Try it: Return the stretch of the surgical medication-error passage from "Dangerous medication errors" through "from mistakes overall.", word for word.

Text excerpt:
^^^^
Dangerous medication errors are most likely to occur in surgical settings, according to a pharmaceutical watchdog.
The United States Pharmacopeia (USP) Center for the Advancement of Patient Safety looked at more than 11,000 mistakes reported be-tween 1998 and 2005 along the “perioperative continuum”: outpatient surgery, preoperative inpatient holding areas, operating rooms, and postanesthesia recovery areas.
It found that 5% of surgery-related errors resulted in harm—including four deaths—and that rate was more than three times higher than the rate of harm from mistakes overall.
Children were particularly vulnerable: Almost 12% of pediatric errors caused harm.
Most of the mistakes involved giving the wrong antibiotics or pain-killers, a wrong dosage, wrong administration, or forgetting to give the drug altogether. Dosage errors were especially apparent in pediatrics, involving 32.4% of incidents reported.
^^^^
[Document structure recognition data]
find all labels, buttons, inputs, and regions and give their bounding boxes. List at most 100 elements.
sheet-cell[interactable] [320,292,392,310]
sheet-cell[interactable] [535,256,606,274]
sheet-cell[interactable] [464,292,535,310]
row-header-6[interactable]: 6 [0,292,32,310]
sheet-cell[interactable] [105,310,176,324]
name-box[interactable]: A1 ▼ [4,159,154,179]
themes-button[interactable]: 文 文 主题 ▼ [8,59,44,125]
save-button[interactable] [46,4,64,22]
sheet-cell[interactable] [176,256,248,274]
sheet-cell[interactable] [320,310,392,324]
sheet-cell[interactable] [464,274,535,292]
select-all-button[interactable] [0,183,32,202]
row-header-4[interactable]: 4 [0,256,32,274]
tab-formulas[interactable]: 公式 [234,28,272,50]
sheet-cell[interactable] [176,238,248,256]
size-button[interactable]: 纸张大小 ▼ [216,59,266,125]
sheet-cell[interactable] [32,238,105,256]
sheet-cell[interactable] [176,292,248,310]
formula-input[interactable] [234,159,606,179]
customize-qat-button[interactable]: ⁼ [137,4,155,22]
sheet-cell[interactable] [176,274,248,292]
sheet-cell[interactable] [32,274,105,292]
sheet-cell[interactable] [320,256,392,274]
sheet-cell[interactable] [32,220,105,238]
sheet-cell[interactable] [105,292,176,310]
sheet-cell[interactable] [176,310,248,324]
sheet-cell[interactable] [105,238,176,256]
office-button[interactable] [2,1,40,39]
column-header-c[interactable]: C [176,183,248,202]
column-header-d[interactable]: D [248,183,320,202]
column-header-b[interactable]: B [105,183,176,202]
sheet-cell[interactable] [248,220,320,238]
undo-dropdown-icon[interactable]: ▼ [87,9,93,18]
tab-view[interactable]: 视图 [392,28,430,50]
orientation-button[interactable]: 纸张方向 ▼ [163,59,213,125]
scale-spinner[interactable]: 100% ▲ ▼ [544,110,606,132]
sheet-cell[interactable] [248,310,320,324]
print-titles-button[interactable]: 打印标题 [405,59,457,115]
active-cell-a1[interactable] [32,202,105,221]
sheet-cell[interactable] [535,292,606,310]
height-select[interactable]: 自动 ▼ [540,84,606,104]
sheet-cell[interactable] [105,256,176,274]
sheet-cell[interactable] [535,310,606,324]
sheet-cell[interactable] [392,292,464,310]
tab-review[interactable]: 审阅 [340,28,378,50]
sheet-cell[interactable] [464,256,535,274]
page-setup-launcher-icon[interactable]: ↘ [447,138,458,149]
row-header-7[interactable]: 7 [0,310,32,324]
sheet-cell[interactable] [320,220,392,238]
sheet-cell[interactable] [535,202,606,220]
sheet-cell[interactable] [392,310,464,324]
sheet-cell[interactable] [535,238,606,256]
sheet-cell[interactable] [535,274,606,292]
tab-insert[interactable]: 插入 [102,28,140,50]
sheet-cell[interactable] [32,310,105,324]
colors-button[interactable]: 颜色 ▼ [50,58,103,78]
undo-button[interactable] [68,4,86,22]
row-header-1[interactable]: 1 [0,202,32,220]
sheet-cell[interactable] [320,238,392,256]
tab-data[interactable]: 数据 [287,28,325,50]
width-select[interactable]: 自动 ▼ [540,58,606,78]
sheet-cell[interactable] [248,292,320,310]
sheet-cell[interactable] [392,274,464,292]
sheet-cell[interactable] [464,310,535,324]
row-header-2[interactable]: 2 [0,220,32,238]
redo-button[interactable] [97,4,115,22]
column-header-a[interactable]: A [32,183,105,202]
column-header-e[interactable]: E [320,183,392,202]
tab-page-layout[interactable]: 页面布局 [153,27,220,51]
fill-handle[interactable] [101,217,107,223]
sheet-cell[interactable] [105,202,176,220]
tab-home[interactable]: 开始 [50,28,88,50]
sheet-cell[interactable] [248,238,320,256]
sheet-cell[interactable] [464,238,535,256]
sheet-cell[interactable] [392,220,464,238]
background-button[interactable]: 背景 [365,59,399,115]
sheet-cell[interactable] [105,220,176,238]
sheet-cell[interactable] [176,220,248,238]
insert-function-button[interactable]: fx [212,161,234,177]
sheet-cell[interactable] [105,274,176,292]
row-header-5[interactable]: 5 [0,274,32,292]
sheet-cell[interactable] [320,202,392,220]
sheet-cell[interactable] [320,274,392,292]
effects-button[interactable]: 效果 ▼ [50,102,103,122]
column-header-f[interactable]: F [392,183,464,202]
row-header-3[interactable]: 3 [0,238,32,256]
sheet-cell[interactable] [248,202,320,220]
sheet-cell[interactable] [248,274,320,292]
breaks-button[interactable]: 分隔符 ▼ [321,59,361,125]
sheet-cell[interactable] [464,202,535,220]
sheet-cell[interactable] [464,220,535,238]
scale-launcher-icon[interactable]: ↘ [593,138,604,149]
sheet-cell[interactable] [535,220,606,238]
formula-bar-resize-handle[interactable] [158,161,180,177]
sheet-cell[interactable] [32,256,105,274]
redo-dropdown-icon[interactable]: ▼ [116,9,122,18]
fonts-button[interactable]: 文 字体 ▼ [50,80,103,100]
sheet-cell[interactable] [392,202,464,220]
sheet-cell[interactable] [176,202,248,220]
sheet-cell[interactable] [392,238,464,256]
^^^^
Written reply:
Dangerous medication errors are most likely to occur in surgical settings, according to a pharmaceutical watchdog.
The United States Pharmacopeia (USP) Center for the Advancement of Patient Safety looked at more than 11,000 mistakes reported be-tween 1998 and 2005 along the “perioperative continuum”: outpatient surgery, preoperative inpatient holding areas, operating rooms, and postanesthesia recovery areas.
It found that 5% of surgery-related errors resulted in harm—including four deaths—and that rate was more than three times higher than the rate of harm from mistakes overall.